**Do this**
Single out the lines of the material that contain "JSON" and copy them.

## START Data lines

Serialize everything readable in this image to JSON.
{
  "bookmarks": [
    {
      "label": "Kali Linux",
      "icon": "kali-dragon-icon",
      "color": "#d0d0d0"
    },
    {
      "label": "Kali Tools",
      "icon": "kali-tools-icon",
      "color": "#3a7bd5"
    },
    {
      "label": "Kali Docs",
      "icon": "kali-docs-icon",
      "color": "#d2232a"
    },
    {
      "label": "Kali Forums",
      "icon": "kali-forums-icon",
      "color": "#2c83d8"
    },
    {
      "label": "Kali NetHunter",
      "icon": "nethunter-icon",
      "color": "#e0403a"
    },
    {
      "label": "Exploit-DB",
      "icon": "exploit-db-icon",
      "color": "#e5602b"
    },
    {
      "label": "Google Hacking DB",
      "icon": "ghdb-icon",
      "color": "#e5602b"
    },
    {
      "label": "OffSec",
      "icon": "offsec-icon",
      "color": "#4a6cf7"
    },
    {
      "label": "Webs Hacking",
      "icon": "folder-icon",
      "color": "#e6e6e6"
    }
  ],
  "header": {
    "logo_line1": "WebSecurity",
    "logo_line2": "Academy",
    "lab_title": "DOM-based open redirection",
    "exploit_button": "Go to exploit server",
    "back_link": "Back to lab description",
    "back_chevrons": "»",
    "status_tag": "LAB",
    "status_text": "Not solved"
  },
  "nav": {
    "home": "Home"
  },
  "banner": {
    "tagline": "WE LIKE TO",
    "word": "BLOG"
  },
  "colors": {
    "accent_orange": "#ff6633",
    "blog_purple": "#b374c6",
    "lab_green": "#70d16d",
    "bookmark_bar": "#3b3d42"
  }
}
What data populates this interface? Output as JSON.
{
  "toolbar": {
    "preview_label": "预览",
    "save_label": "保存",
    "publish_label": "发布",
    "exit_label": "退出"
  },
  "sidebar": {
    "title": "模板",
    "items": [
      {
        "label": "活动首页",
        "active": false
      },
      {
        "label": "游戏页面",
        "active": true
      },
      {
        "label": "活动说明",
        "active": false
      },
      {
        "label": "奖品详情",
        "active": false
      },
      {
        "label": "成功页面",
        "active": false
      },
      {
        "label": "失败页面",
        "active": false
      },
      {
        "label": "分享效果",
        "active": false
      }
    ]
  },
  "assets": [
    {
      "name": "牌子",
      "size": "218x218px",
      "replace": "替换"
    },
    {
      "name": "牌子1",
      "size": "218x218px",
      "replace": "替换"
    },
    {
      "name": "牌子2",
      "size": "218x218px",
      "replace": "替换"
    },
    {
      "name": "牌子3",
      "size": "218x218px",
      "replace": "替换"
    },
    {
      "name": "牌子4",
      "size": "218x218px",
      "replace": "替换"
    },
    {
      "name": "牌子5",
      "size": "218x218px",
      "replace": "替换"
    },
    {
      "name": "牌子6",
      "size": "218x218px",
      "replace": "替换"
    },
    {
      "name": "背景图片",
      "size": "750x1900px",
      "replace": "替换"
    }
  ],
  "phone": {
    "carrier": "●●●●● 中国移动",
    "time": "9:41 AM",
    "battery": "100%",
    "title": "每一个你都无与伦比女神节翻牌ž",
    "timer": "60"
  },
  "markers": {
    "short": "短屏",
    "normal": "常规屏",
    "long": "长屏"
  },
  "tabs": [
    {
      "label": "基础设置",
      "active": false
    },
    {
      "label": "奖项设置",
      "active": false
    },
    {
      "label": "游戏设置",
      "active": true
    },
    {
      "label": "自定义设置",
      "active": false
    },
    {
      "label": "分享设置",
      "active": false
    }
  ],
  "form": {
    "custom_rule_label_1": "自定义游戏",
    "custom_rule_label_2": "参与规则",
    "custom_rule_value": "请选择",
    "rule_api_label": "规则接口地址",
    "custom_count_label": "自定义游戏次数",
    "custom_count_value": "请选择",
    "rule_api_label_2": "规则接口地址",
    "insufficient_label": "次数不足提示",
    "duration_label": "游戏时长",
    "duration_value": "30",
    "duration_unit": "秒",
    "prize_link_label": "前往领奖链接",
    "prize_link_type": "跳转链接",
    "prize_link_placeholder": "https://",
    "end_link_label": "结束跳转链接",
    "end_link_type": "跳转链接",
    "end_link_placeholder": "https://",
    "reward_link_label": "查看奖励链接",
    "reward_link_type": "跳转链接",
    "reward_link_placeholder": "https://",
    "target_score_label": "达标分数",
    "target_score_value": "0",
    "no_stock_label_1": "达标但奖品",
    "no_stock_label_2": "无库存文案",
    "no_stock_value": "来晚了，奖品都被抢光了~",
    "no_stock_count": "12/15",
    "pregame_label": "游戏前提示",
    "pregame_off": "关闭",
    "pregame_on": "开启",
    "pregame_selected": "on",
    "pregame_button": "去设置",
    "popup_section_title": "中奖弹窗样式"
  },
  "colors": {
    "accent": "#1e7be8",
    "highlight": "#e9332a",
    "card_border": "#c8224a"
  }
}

## END Data lines

**Worked solution**
Serialize everything readable in this image to JSON.
What data populates this interface? Output as JSON.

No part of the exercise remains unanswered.